To mitigate these problems I try to always completely finish the current task including doc updates etc before moving to the next thing. I do this pretty much always even under management pressure. It can be awkward at times.
I'd put it rather like... for any reasonable definition of "good code" and a sample that highlights the characteristic features of such good code, you will find a competent, intelligent developer that will consider it bad.
Which is more or less the same thing, except that IMHO it does not suggest that every bad code shall be "good" for someone. There's such thing as code that is universally considered as awful (but for their creators, maybe).
I had to write bad code because sales and management usually dictate the timeline of the project.
As an example: sales promises new customer feature X in one month and we will lose money unless it's implemented.
My choice is to either: 1) Complete it the right way in double the time or 2) use hacks and cut corners to get it done on time. Since non-technical people just see the output and not what's going on underneath, they often times don't see the difference and when they explain to the boss that they might lose money, it's almost always option #2.
I hated being forced to do this so many times in my career, I started my own company.
Observationally this seems why sales driven organizations might have trouble keeping good developers. They force the build up of so much technical debt and never give the time to fix it that the good developers just leave rather than maintain the nightmare of code they've had to write.
This weakness in sales-driven organizations applies to other types of employees, too. I used to be a graphic designer for one such organization, and it was next to impossible to create marketing collateral based on design standards; they'd rather buy it in a template kit from an office supply store than wait for a better plan to unfold. I later watched as they completely missed a huge opportunity to go upmarket with the proprietary hardware technology that the product staff developed. They were so obsessed with what was right in front of them that they became embroiled in tactics without strategy, and only the amazing breadth and depth of the market allowed them to continue making a profit without punishing them too severely.

#### [WORK TO COMPLETE]
Reproduce the discussion of bad code and sales-driven deadlines in full, word for word.

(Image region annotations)

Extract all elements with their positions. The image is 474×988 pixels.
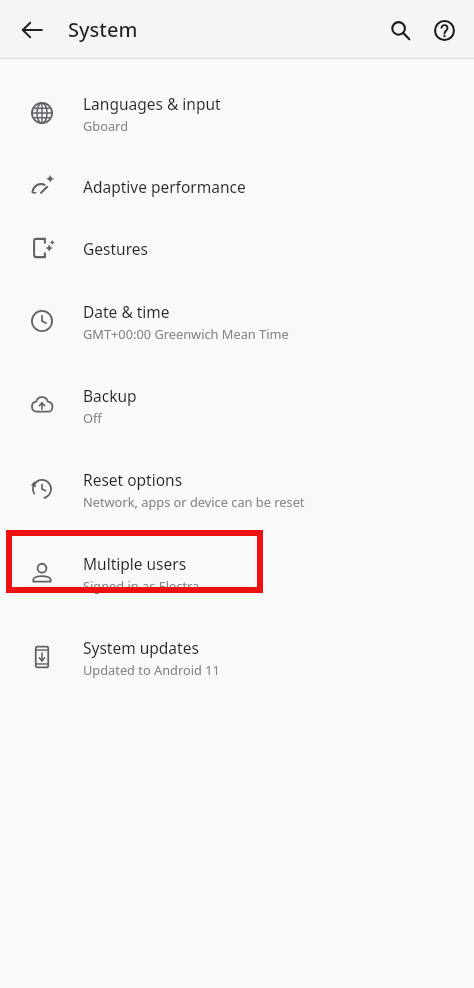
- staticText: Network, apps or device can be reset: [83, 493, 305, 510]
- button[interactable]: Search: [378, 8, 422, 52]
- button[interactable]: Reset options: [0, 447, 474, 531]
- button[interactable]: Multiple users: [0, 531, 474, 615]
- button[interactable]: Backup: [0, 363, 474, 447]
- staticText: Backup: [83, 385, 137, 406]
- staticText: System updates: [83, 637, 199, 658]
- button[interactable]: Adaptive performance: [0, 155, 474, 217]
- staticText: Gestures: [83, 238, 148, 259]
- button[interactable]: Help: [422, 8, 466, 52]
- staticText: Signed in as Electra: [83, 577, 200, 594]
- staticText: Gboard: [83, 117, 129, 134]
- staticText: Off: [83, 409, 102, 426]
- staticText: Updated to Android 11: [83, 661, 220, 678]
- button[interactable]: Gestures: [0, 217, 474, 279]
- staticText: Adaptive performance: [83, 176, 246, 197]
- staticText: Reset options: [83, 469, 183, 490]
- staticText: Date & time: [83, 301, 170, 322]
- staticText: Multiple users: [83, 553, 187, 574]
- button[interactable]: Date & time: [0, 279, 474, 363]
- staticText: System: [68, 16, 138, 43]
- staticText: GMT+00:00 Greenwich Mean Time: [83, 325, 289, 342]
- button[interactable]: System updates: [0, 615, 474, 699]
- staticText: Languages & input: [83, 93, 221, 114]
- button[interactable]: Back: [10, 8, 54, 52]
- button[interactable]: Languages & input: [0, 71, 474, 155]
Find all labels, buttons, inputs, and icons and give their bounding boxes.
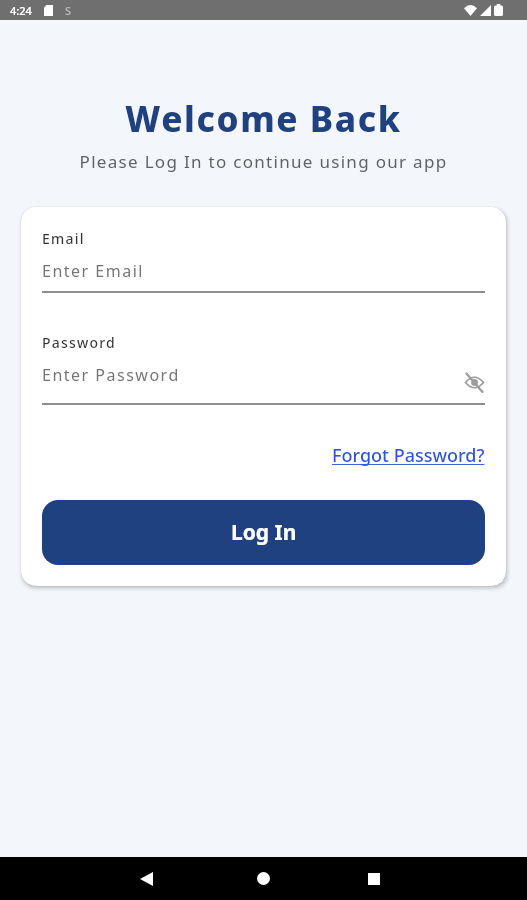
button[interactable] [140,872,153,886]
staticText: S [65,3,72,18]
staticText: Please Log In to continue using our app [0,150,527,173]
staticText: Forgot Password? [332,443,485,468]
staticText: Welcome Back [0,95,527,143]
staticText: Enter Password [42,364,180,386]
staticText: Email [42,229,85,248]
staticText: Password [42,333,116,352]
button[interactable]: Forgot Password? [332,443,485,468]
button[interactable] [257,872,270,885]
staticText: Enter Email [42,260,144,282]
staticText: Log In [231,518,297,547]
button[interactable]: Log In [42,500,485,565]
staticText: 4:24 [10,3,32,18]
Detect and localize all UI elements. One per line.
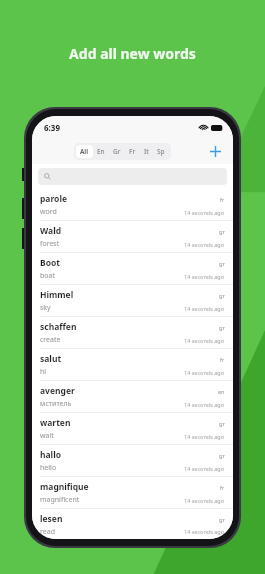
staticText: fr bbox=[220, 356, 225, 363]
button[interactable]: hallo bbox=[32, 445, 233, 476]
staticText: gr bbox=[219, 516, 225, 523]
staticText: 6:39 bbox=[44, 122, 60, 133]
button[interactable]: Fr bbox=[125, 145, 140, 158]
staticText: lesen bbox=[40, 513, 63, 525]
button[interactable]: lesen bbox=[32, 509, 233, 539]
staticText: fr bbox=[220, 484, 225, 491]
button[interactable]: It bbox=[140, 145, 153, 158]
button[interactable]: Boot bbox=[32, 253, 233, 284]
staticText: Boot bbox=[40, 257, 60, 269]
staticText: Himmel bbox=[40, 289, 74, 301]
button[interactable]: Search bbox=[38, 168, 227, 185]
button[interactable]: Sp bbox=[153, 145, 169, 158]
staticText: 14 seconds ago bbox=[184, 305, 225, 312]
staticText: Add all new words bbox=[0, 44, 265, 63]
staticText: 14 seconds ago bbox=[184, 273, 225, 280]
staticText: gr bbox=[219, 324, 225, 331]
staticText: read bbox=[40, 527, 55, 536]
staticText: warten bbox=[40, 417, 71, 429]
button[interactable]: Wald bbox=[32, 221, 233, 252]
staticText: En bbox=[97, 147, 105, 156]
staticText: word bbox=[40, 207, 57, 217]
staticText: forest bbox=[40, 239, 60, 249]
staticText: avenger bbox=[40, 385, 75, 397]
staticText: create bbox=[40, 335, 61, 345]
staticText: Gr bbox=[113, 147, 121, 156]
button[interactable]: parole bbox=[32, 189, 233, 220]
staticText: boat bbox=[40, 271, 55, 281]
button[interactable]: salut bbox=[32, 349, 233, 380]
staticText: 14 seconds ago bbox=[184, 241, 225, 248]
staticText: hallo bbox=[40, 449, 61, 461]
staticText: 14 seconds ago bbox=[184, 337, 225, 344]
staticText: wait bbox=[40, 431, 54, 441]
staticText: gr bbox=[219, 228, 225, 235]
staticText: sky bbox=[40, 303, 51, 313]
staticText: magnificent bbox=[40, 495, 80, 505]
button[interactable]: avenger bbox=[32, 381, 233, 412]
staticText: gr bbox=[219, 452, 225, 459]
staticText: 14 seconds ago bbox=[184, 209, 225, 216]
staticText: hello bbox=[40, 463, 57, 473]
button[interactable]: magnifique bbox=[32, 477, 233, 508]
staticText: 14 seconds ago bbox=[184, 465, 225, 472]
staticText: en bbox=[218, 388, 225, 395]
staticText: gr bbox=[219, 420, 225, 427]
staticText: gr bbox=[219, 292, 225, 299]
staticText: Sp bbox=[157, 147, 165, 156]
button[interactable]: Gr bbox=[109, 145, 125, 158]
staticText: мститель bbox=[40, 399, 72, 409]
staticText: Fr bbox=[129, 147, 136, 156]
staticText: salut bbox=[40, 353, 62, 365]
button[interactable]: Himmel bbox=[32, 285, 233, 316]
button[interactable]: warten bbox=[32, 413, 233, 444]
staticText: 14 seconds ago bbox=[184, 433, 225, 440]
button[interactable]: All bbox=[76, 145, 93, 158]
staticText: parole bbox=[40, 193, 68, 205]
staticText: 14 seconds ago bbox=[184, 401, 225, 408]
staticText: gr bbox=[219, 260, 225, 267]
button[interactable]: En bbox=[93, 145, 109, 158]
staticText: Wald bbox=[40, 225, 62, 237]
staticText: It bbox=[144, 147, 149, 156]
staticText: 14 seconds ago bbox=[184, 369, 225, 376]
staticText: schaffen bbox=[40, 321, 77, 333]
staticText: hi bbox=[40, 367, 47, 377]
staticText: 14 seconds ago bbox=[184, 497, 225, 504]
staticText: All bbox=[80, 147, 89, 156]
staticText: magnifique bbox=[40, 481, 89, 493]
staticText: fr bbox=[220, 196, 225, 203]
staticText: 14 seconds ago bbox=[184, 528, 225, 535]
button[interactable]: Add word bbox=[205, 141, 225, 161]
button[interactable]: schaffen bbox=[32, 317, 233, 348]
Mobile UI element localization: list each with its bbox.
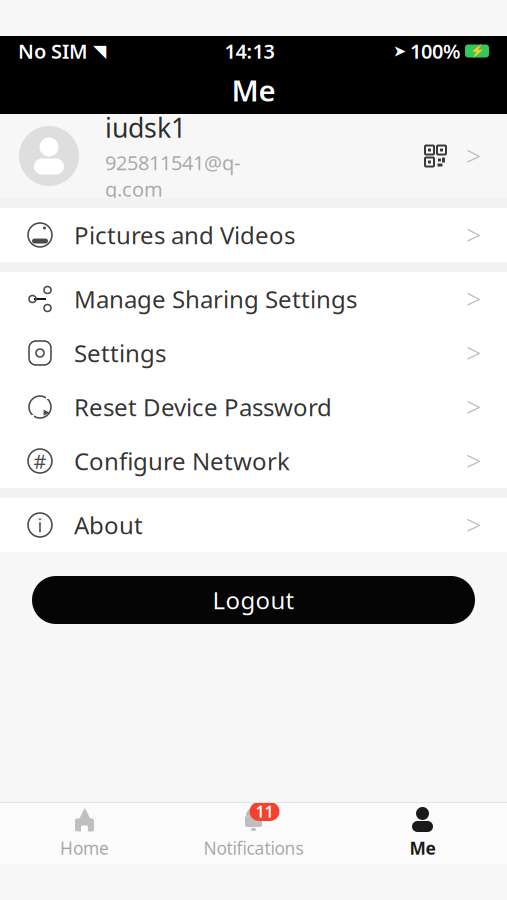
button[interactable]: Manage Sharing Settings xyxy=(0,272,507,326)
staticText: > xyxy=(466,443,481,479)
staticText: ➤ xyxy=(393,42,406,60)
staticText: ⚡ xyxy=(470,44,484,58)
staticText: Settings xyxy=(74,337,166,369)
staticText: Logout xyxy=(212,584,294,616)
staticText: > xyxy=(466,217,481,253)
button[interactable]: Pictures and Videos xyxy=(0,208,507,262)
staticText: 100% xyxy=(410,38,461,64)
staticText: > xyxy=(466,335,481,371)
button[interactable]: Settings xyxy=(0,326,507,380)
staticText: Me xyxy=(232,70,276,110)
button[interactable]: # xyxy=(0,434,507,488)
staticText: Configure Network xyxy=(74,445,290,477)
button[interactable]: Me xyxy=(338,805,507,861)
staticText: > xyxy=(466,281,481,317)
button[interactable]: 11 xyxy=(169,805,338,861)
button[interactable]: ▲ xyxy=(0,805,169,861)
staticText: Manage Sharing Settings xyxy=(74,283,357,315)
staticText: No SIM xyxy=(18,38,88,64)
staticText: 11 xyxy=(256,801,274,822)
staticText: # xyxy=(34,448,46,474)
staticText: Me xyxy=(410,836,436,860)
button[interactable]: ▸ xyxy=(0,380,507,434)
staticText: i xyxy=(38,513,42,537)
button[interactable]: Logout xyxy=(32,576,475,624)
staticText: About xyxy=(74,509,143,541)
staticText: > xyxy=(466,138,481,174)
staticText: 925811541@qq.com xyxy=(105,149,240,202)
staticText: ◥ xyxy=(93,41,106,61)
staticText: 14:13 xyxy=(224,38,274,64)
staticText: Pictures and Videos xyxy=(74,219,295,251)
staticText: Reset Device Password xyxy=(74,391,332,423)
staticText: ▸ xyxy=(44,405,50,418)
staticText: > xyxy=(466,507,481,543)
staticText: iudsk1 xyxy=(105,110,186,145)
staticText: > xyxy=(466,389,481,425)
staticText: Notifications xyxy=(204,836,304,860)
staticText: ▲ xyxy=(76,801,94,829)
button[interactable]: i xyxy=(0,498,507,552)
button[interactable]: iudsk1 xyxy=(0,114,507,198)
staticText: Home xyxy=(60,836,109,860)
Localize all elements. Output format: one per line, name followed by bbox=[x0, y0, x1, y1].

#### [WRITTEN SOLUTION]
To mitigate these problems I try to always completely finish the current task including doc updates etc before moving to the next thing. I do this pretty much always even under management pressure. It can be awkward at times.
I'd put it rather like... for any reasonable definition of "good code" and a sample that highlights the characteristic features of such good code, you will find a competent, intelligent developer that will consider it bad.
Which is more or less the same thing, except that IMHO it does not suggest that every bad code shall be "good" for someone. There's such thing as code that is universally considered as awful (but for their creators, maybe).
I had to write bad code because sales and management usually dictate the timeline of the project.
As an example: sales promises new customer feature X in one month and we will lose money unless it's implemented.
My choice is to either: 1) Complete it the right way in double the time or 2) use hacks and cut corners to get it done on time. Since non-technical people just see the output and not what's going on underneath, they often times don't see the difference and when they explain to the boss that they might lose money, it's almost always option #2.
I hated being forced to do this so many times in my career, I started my own company.
Observationally this seems why sales driven organizations might have trouble keeping good developers. They force the build up of so much technical debt and never give the time to fix it that the good developers just leave rather than maintain the nightmare of code they've had to write.
This weakness in sales-driven organizations applies to other types of employees, too. I used to be a graphic designer for one such organization, and it was next to impossible to create marketing collateral based on design standards; they'd rather buy it in a template kit from an office supply store than wait for a better plan to unfold. I later watched as they completely missed a huge opportunity to go upmarket with the proprietary hardware technology that the product staff developed. They were so obsessed with what was right in front of them that they became embroiled in tactics without strategy, and only the amazing breadth and depth of the market allowed them to continue making a profit without punishing them too severely.